____ GIVEN DATA

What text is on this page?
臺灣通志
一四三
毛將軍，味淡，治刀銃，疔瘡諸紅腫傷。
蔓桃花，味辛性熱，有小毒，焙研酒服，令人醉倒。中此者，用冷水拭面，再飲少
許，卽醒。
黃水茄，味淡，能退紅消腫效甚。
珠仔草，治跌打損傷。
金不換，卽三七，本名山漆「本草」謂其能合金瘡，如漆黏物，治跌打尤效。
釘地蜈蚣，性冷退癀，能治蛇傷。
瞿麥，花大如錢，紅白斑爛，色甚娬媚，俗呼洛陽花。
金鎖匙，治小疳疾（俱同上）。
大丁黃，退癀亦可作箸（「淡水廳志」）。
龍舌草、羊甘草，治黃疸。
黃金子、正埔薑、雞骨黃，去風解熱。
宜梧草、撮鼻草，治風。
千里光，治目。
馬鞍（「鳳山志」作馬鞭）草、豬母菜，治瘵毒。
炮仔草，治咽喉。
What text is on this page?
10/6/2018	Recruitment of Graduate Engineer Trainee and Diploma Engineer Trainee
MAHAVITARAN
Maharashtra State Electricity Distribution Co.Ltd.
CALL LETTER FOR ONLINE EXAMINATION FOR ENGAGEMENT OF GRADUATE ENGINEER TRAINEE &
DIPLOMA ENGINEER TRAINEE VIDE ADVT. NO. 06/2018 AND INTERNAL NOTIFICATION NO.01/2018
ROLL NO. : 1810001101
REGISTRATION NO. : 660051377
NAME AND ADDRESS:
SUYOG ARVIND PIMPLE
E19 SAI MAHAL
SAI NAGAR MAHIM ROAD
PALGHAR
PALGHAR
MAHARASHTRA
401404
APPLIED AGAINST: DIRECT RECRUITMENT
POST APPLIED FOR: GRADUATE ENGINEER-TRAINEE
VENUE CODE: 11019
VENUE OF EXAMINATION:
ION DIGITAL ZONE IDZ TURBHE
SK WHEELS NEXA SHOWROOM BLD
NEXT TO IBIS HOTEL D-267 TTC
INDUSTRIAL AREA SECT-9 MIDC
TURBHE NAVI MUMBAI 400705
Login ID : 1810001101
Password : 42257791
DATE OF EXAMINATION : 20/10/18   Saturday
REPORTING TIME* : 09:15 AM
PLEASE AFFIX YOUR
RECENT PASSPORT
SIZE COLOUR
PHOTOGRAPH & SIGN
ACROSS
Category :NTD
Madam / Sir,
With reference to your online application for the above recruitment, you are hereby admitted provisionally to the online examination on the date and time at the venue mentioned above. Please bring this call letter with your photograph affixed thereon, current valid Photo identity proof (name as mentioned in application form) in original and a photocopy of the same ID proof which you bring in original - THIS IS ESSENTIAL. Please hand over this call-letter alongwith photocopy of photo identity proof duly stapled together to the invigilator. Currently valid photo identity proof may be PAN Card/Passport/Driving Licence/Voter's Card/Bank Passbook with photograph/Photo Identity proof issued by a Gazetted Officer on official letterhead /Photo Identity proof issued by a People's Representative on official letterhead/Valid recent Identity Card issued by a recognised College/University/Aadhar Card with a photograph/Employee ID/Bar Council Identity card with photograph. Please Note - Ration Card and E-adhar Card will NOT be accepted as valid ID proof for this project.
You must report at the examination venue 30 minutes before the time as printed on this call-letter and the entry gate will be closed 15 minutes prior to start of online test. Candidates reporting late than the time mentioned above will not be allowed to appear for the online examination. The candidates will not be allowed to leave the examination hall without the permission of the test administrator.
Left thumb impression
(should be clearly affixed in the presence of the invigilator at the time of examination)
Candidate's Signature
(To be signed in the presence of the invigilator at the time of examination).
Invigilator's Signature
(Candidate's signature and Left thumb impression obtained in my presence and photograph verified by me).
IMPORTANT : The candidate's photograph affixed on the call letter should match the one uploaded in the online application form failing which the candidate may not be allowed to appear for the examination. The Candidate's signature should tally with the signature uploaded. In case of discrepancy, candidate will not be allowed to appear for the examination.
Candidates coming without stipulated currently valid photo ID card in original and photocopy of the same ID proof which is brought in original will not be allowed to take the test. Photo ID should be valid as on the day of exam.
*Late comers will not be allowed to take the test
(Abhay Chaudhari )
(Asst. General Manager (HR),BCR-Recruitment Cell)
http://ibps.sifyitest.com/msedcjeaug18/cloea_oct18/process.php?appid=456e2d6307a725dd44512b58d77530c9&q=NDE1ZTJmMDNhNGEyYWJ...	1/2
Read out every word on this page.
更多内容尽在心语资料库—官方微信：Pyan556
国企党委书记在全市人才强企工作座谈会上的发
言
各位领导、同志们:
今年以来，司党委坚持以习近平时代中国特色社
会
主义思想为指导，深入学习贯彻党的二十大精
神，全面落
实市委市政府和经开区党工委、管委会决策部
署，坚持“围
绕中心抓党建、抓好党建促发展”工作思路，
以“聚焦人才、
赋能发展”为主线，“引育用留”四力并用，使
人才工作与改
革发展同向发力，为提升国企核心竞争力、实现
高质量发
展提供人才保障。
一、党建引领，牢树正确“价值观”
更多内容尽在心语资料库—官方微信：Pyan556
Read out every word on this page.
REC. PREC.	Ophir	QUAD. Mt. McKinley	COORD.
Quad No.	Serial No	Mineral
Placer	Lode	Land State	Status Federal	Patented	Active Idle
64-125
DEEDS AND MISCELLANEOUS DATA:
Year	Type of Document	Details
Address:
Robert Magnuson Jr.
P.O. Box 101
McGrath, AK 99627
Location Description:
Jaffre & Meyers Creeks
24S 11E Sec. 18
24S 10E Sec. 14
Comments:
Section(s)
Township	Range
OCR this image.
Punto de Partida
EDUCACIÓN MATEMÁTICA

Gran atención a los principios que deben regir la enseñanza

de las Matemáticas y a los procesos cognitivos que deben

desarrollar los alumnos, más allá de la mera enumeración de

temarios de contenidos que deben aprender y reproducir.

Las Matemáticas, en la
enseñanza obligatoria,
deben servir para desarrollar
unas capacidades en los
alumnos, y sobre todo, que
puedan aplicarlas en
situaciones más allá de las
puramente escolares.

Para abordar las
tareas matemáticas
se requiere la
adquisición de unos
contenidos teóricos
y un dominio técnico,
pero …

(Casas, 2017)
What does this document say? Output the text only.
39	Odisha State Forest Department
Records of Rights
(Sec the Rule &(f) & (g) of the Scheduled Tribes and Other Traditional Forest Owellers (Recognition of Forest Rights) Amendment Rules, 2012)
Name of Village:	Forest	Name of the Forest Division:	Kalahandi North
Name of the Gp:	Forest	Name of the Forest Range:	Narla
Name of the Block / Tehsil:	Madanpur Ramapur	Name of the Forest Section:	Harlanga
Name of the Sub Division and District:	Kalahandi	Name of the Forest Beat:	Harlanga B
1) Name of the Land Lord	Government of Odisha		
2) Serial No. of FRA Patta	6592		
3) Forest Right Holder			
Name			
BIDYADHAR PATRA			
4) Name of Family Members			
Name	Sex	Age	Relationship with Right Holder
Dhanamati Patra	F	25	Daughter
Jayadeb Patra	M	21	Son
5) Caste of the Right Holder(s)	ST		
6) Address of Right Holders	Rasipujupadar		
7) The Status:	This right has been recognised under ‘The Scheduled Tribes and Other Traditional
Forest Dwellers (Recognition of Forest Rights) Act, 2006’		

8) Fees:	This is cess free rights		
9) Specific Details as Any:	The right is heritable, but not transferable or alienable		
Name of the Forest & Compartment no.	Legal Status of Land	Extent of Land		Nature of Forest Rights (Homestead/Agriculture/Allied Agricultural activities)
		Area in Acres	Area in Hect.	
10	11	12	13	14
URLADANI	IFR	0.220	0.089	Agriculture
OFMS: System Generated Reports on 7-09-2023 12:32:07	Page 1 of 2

________

* **EXERCISE INSTRUCTIONS**
Check every line of the records above for the string "valid" and say how many contain it, giving the number alone.

* **CORRECT OUTPUT**
2